▶ **Instructions for the task**: Quote the records in full and leave their pictures out.
- - -
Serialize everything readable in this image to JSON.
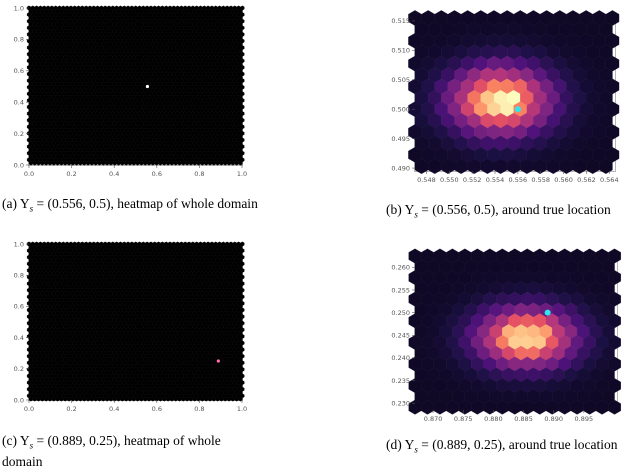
{
  "chart_data": [
    {
      "id": "a",
      "type": "heatmap",
      "plot": "hexbin",
      "xlim": [
        0,
        1
      ],
      "ylim": [
        0,
        1
      ],
      "xticks": [
        "0.0",
        "0.2",
        "0.4",
        "0.6",
        "0.8",
        "1.0"
      ],
      "yticks": [
        "0.0",
        "0.2",
        "0.4",
        "0.6",
        "0.8",
        "1.0"
      ],
      "x_tick_values": [
        0,
        0.2,
        0.4,
        0.6,
        0.8,
        1.0
      ],
      "y_tick_values": [
        0,
        0.2,
        0.4,
        0.6,
        0.8,
        1.0
      ],
      "background_color": "#000000",
      "true_location": [
        0.556,
        0.5
      ],
      "true_location_color": "#ffffff",
      "caption_label": "(a) Y",
      "caption_math": "s",
      "caption_rest": " = (0.556, 0.5), heatmap of whole domain"
    },
    {
      "id": "b",
      "type": "heatmap",
      "plot": "hexbin",
      "xlim": [
        0.547,
        0.5645
      ],
      "ylim": [
        0.4895,
        0.5155
      ],
      "xticks": [
        "0.548",
        "0.550",
        "0.552",
        "0.554",
        "0.556",
        "0.558",
        "0.560",
        "0.562",
        "0.564"
      ],
      "yticks": [
        "0.490",
        "0.495",
        "0.500",
        "0.505",
        "0.510",
        "0.515"
      ],
      "x_tick_values": [
        0.548,
        0.55,
        0.552,
        0.554,
        0.556,
        0.558,
        0.56,
        0.562,
        0.564
      ],
      "y_tick_values": [
        0.49,
        0.495,
        0.5,
        0.505,
        0.51,
        0.515
      ],
      "background_color": "#000000",
      "density_center": [
        0.5545,
        0.5015
      ],
      "density_spread": [
        0.003,
        0.004
      ],
      "true_location": [
        0.556,
        0.5
      ],
      "true_location_color": "#2ee6f0",
      "caption_label": "(b) Y",
      "caption_math": "s",
      "caption_rest": " = (0.556, 0.5), around true location"
    },
    {
      "id": "c",
      "type": "heatmap",
      "plot": "hexbin",
      "xlim": [
        0,
        1
      ],
      "ylim": [
        0,
        1
      ],
      "xticks": [
        "0.0",
        "0.2",
        "0.4",
        "0.6",
        "0.8",
        "1.0"
      ],
      "yticks": [
        "0.0",
        "0.2",
        "0.4",
        "0.6",
        "0.8",
        "1.0"
      ],
      "x_tick_values": [
        0,
        0.2,
        0.4,
        0.6,
        0.8,
        1.0
      ],
      "y_tick_values": [
        0,
        0.2,
        0.4,
        0.6,
        0.8,
        1.0
      ],
      "background_color": "#000000",
      "true_location": [
        0.889,
        0.25
      ],
      "true_location_color": "#ff6fb0",
      "caption_label": "(c) Y",
      "caption_math": "s",
      "caption_rest": " = (0.889, 0.25), heatmap of whole domain"
    },
    {
      "id": "d",
      "type": "heatmap",
      "plot": "hexbin",
      "xlim": [
        0.867,
        0.9005
      ],
      "ylim": [
        0.2285,
        0.2625
      ],
      "xticks": [
        "0.870",
        "0.875",
        "0.880",
        "0.885",
        "0.890",
        "0.895"
      ],
      "yticks": [
        "0.230",
        "0.235",
        "0.240",
        "0.245",
        "0.250",
        "0.255",
        "0.260"
      ],
      "x_tick_values": [
        0.87,
        0.875,
        0.88,
        0.885,
        0.89,
        0.895
      ],
      "y_tick_values": [
        0.23,
        0.235,
        0.24,
        0.245,
        0.25,
        0.255,
        0.26
      ],
      "background_color": "#000000",
      "density_center": [
        0.8855,
        0.2445
      ],
      "density_spread": [
        0.0055,
        0.0045
      ],
      "true_location": [
        0.889,
        0.25
      ],
      "true_location_color": "#2ee6f0",
      "caption_label": "(d) Y",
      "caption_math": "s",
      "caption_rest": " = (0.889, 0.25), around true location"
    }
  ]
}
- - -
▶ **Result of the exercise**:
Serialize everything readable in this image to JSON.
{
  "chart_data": [
    {
      "id": "a",
      "type": "heatmap",
      "plot": "hexbin",
      "xlim": [
        0,
        1
      ],
      "ylim": [
        0,
        1
      ],
      "xticks": [
        "0.0",
        "0.2",
        "0.4",
        "0.6",
        "0.8",
        "1.0"
      ],
      "yticks": [
        "0.0",
        "0.2",
        "0.4",
        "0.6",
        "0.8",
        "1.0"
      ],
      "x_tick_values": [
        0,
        0.2,
        0.4,
        0.6,
        0.8,
        1.0
      ],
      "y_tick_values": [
        0,
        0.2,
        0.4,
        0.6,
        0.8,
        1.0
      ],
      "background_color": "#000000",
      "true_location": [
        0.556,
        0.5
      ],
      "true_location_color": "#ffffff",
      "caption_label": "(a) Y",
      "caption_math": "s",
      "caption_rest": " = (0.556, 0.5), heatmap of whole domain"
    },
    {
      "id": "b",
      "type": "heatmap",
      "plot": "hexbin",
      "xlim": [
        0.547,
        0.5645
      ],
      "ylim": [
        0.4895,
        0.5155
      ],
      "xticks": [
        "0.548",
        "0.550",
        "0.552",
        "0.554",
        "0.556",
        "0.558",
        "0.560",
        "0.562",
        "0.564"
      ],
      "yticks": [
        "0.490",
        "0.495",
        "0.500",
        "0.505",
        "0.510",
        "0.515"
      ],
      "x_tick_values": [
        0.548,
        0.55,
        0.552,
        0.554,
        0.556,
        0.558,
        0.56,
        0.562,
        0.564
      ],
      "y_tick_values": [
        0.49,
        0.495,
        0.5,
        0.505,
        0.51,
        0.515
      ],
      "background_color": "#000000",
      "density_center": [
        0.5545,
        0.5015
      ],
      "density_spread": [
        0.003,
        0.004
      ],
      "true_location": [
        0.556,
        0.5
      ],
      "true_location_color": "#2ee6f0",
      "caption_label": "(b) Y",
      "caption_math": "s",
      "caption_rest": " = (0.556, 0.5), around true location"
    },
    {
      "id": "c",
      "type": "heatmap",
      "plot": "hexbin",
      "xlim": [
        0,
        1
      ],
      "ylim": [
        0,
        1
      ],
      "xticks": [
        "0.0",
        "0.2",
        "0.4",
        "0.6",
        "0.8",
        "1.0"
      ],
      "yticks": [
        "0.0",
        "0.2",
        "0.4",
        "0.6",
        "0.8",
        "1.0"
      ],
      "x_tick_values": [
        0,
        0.2,
        0.4,
        0.6,
        0.8,
        1.0
      ],
      "y_tick_values": [
        0,
        0.2,
        0.4,
        0.6,
        0.8,
        1.0
      ],
      "background_color": "#000000",
      "true_location": [
        0.889,
        0.25
      ],
      "true_location_color": "#ff6fb0",
      "caption_label": "(c) Y",
      "caption_math": "s",
      "caption_rest": " = (0.889, 0.25), heatmap of whole domain"
    },
    {
      "id": "d",
      "type": "heatmap",
      "plot": "hexbin",
      "xlim": [
        0.867,
        0.9005
      ],
      "ylim": [
        0.2285,
        0.2625
      ],
      "xticks": [
        "0.870",
        "0.875",
        "0.880",
        "0.885",
        "0.890",
        "0.895"
      ],
      "yticks": [
        "0.230",
        "0.235",
        "0.240",
        "0.245",
        "0.250",
        "0.255",
        "0.260"
      ],
      "x_tick_values": [
        0.87,
        0.875,
        0.88,
        0.885,
        0.89,
        0.895
      ],
      "y_tick_values": [
        0.23,
        0.235,
        0.24,
        0.245,
        0.25,
        0.255,
        0.26
      ],
      "background_color": "#000000",
      "density_center": [
        0.8855,
        0.2445
      ],
      "density_spread": [
        0.0055,
        0.0045
      ],
      "true_location": [
        0.889,
        0.25
      ],
      "true_location_color": "#2ee6f0",
      "caption_label": "(d) Y",
      "caption_math": "s",
      "caption_rest": " = (0.889, 0.25), around true location"
    }
  ]
}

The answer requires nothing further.